-------- Supplied records
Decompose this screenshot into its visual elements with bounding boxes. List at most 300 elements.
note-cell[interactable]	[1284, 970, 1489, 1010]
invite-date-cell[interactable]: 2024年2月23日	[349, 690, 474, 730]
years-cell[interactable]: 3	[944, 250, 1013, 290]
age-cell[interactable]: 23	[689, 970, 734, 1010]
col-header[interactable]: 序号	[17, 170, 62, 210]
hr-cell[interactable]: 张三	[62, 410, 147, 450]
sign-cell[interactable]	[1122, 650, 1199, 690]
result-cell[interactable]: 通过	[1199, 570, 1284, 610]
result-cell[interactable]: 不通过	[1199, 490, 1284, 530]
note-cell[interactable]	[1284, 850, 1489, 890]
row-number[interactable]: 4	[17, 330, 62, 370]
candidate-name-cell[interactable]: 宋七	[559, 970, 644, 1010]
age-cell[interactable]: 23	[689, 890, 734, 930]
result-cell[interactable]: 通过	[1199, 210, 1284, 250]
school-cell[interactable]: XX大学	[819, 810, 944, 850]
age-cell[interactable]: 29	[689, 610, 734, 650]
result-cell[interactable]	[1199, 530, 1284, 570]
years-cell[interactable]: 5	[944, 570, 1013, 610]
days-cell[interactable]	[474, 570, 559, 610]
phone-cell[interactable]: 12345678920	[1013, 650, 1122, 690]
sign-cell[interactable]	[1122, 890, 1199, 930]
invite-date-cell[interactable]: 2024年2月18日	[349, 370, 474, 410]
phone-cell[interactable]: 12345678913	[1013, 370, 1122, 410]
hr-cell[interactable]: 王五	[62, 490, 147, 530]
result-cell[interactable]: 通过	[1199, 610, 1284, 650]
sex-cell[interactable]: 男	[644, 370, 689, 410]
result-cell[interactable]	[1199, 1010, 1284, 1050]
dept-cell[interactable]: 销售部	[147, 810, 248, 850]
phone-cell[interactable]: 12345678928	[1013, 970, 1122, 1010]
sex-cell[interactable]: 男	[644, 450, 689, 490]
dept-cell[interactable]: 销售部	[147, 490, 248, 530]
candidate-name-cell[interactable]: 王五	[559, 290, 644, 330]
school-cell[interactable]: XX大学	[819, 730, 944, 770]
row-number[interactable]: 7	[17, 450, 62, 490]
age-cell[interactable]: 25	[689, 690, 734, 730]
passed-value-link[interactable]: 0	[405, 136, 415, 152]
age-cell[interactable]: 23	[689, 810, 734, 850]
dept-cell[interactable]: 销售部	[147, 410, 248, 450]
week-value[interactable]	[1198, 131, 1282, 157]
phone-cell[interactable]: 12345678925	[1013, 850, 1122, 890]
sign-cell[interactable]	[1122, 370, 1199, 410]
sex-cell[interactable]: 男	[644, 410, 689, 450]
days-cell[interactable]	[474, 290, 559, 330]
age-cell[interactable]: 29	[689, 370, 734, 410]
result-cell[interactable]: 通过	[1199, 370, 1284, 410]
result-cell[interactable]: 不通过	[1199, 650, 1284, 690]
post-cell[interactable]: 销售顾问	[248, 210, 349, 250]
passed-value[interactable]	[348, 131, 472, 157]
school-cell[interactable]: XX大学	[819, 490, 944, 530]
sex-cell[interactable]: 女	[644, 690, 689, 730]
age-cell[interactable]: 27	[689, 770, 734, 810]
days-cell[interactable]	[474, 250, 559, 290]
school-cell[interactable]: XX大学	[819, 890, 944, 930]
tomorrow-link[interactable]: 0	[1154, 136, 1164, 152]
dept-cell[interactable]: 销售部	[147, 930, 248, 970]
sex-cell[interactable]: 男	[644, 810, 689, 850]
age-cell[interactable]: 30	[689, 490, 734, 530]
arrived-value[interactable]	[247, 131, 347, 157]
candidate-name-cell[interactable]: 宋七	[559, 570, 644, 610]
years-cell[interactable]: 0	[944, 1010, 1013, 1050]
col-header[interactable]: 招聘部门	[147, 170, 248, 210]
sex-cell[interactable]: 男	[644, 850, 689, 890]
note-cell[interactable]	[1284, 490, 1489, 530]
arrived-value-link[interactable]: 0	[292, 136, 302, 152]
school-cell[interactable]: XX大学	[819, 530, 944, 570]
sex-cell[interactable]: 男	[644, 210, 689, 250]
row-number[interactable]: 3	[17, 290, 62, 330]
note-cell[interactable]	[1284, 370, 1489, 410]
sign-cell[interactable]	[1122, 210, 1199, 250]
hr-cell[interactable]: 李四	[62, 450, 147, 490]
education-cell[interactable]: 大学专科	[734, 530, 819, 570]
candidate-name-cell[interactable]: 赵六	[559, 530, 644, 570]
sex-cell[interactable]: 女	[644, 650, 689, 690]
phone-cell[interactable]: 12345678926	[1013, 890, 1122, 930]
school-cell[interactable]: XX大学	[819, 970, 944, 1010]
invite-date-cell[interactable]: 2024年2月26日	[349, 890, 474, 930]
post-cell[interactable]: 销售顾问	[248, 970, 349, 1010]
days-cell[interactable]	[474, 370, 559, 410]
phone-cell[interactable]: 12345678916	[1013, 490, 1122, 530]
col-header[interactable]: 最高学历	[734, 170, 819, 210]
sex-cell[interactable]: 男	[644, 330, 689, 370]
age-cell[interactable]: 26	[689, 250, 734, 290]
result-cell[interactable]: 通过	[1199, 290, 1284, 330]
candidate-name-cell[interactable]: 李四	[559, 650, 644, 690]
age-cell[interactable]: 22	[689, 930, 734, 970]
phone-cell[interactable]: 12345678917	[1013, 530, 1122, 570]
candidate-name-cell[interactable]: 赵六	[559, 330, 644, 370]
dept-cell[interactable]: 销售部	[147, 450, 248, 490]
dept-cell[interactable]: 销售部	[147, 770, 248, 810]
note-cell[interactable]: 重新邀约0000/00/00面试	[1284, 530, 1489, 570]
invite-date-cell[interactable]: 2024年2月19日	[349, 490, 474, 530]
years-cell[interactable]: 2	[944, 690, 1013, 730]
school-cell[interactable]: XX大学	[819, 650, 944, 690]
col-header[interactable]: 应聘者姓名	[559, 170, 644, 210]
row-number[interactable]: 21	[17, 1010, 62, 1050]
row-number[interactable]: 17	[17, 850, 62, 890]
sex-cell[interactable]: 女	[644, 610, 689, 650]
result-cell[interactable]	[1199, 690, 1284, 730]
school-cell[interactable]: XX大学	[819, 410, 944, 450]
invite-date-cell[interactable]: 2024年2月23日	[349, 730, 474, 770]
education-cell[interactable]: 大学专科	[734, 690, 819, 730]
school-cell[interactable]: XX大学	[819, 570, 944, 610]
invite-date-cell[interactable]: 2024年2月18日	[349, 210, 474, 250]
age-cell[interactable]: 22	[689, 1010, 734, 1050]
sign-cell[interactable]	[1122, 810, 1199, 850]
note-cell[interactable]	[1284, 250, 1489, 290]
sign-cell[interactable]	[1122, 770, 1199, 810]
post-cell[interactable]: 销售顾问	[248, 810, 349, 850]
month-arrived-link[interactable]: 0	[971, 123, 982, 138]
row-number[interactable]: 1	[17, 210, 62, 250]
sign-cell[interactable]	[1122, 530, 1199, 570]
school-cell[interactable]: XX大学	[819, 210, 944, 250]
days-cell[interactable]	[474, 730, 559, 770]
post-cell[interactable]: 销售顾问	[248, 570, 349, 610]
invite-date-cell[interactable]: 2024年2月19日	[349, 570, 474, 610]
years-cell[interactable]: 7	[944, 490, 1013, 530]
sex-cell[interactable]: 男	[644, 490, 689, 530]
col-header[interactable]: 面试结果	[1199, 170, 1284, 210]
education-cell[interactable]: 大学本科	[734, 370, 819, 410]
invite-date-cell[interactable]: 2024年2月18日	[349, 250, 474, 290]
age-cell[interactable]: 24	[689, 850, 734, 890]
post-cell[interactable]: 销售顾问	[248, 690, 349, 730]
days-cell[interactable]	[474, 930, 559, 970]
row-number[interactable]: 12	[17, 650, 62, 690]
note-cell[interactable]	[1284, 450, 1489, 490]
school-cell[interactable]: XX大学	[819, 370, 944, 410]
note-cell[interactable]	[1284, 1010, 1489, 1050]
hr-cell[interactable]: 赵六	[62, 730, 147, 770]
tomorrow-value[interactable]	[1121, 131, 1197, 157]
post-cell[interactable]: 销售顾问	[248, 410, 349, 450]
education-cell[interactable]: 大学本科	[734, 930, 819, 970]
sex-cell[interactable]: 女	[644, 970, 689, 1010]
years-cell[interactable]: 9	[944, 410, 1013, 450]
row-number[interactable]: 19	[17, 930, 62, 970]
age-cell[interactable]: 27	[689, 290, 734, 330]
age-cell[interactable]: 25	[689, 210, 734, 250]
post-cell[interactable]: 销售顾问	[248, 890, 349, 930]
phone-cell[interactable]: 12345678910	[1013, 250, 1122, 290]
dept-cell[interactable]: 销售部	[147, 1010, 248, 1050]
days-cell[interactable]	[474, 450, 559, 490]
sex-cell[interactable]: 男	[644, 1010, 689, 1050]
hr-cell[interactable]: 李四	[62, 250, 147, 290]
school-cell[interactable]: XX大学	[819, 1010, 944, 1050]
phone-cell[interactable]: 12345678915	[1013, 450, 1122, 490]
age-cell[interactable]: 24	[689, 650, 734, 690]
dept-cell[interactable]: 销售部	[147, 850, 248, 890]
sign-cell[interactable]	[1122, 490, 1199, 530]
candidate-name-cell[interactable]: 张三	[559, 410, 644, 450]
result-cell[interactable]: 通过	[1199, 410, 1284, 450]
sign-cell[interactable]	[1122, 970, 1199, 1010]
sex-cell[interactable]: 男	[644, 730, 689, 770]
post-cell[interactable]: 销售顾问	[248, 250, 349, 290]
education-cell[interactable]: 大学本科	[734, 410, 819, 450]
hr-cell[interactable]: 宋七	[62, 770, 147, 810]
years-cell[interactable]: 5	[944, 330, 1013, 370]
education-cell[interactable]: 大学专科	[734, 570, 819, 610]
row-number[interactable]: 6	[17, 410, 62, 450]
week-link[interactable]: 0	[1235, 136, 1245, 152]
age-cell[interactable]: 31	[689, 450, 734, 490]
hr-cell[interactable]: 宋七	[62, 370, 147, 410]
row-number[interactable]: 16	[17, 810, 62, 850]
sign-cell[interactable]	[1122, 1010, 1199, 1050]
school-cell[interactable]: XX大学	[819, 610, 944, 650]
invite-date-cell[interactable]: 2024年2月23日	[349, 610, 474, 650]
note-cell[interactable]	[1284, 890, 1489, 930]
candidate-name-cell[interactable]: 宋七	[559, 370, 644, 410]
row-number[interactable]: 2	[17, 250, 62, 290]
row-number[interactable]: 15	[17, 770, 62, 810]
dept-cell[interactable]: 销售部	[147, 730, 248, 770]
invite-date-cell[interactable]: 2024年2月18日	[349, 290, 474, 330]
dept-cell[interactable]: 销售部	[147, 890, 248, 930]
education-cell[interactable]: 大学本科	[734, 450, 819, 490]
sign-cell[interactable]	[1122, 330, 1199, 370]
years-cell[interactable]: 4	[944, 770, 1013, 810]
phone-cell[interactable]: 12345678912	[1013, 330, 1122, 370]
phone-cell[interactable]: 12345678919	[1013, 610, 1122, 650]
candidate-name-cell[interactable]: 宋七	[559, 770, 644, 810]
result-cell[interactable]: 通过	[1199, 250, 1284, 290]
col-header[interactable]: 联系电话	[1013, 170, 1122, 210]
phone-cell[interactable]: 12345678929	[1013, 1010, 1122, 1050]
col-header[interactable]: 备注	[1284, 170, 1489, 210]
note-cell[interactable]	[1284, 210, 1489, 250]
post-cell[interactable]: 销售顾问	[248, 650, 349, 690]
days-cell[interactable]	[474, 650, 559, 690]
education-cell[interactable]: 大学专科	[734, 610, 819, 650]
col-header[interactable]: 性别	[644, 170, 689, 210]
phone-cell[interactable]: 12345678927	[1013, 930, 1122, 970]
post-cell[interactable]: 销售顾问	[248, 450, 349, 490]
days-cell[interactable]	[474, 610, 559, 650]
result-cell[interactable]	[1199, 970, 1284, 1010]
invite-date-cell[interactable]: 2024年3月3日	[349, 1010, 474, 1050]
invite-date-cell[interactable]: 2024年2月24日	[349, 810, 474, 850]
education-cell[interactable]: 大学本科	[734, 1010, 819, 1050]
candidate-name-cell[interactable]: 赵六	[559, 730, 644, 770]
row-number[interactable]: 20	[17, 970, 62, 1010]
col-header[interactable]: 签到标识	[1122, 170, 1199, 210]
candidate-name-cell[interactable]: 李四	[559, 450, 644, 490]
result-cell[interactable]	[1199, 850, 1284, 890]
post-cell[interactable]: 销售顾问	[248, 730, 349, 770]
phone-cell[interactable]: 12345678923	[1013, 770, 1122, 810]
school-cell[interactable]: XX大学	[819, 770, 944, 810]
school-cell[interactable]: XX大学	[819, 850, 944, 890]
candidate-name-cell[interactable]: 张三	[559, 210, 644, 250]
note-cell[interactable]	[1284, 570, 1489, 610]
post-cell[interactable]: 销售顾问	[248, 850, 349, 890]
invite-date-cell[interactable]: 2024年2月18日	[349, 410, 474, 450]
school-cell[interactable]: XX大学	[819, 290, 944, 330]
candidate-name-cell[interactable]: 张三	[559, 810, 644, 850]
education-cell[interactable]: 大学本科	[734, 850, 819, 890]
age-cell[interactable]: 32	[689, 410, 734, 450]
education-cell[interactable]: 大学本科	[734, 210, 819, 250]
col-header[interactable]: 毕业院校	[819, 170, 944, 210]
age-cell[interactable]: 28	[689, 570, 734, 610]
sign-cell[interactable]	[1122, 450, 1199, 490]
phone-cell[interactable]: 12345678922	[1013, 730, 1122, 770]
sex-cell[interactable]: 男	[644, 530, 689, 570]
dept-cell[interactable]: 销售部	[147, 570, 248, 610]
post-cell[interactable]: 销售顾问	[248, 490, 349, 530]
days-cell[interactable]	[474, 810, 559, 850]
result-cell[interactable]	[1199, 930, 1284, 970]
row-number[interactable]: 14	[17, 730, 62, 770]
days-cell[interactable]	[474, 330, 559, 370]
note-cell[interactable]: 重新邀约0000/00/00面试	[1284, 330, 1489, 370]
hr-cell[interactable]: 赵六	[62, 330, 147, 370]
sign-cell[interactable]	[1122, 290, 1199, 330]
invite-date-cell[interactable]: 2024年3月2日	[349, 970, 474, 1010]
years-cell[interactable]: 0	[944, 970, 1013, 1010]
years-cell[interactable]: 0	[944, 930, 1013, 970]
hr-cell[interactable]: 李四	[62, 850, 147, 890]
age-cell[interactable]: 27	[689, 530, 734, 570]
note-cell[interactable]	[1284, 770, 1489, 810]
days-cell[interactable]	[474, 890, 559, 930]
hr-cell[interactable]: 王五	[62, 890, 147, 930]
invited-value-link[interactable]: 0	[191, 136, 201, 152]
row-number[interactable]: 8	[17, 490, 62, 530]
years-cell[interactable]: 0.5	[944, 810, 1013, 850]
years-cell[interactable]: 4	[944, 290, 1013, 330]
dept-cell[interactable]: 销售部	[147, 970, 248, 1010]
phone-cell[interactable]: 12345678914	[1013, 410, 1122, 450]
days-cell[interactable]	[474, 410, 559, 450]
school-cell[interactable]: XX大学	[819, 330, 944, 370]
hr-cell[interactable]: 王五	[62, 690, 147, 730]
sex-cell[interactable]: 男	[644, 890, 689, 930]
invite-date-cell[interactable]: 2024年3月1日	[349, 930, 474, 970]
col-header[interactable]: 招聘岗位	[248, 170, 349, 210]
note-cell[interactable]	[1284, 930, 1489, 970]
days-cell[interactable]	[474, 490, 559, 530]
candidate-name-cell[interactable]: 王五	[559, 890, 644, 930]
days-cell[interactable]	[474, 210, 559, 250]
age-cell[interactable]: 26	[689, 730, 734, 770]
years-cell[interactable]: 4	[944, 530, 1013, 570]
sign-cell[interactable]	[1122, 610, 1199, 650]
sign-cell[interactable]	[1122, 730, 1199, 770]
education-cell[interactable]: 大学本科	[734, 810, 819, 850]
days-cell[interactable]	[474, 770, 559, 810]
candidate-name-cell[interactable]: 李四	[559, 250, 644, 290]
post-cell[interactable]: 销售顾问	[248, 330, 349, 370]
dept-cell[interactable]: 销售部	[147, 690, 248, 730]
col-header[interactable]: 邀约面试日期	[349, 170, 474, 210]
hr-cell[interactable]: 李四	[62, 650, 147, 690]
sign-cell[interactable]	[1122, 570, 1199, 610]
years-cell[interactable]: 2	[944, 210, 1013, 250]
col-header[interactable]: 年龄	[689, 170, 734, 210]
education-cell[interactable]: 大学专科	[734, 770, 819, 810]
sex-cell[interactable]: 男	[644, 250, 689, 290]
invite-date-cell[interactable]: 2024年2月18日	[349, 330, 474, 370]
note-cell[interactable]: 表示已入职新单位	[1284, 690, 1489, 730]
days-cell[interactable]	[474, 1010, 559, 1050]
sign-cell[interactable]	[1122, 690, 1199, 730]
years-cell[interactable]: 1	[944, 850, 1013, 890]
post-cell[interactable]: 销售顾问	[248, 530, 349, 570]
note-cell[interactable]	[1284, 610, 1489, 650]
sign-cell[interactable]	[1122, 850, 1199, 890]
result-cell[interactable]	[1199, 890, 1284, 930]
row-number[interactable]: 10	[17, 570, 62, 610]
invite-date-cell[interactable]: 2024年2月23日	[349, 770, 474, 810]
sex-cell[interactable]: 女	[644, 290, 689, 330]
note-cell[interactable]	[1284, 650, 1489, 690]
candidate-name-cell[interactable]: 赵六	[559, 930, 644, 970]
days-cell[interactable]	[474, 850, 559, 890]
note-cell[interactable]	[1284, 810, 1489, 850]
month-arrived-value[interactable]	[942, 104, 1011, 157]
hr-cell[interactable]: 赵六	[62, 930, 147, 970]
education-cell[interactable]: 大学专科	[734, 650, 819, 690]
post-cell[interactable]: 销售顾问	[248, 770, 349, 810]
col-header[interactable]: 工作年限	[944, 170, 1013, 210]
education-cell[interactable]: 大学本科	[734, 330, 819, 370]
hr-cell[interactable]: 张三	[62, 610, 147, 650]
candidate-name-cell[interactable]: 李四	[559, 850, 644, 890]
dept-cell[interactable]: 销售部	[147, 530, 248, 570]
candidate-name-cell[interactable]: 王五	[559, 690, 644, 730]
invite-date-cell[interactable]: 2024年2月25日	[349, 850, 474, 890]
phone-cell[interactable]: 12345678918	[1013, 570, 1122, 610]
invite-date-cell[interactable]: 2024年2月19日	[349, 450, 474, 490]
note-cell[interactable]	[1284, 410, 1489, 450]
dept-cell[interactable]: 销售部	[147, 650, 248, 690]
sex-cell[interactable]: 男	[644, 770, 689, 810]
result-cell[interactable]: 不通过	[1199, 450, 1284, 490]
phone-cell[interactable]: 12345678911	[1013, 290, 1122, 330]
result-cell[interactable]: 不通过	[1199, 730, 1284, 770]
----------------
» **Set task**
Repeat everything from the start of the records down to the line containing "650, 1199, 690]", both ends included.

» **Reply**
Decompose this screenshot into its visual elements with bounding boxes. List at most 300 elements.
note-cell[interactable]	[1284, 970, 1489, 1010]
invite-date-cell[interactable]: 2024年2月23日	[349, 690, 474, 730]
years-cell[interactable]: 3	[944, 250, 1013, 290]
age-cell[interactable]: 23	[689, 970, 734, 1010]
col-header[interactable]: 序号	[17, 170, 62, 210]
hr-cell[interactable]: 张三	[62, 410, 147, 450]
sign-cell[interactable]	[1122, 650, 1199, 690]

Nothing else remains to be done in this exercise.